## [Materiale]
***
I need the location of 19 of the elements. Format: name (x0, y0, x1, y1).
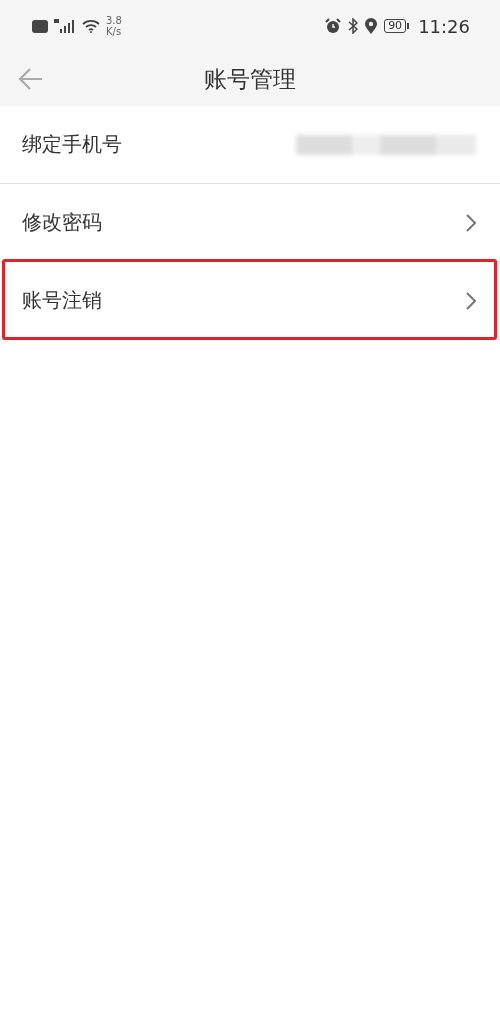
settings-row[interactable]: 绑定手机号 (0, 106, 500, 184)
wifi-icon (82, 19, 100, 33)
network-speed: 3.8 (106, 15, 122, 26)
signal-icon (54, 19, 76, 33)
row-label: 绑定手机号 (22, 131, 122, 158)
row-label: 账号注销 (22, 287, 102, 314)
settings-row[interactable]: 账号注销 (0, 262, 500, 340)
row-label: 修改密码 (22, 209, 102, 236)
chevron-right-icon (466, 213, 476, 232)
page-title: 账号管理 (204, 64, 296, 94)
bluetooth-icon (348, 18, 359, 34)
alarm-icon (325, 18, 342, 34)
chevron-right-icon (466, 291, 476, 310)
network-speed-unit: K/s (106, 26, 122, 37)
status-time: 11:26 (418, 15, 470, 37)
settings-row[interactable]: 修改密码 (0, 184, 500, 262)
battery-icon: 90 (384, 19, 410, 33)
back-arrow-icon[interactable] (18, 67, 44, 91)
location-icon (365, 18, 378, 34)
***
## [Da svolgere]
Individua nei record tutte le righe in cui compare la stringa "right" e ricopiale.

## [Soluzione]
chevron-right-icon (466, 213, 476, 232)
chevron-right-icon (466, 291, 476, 310)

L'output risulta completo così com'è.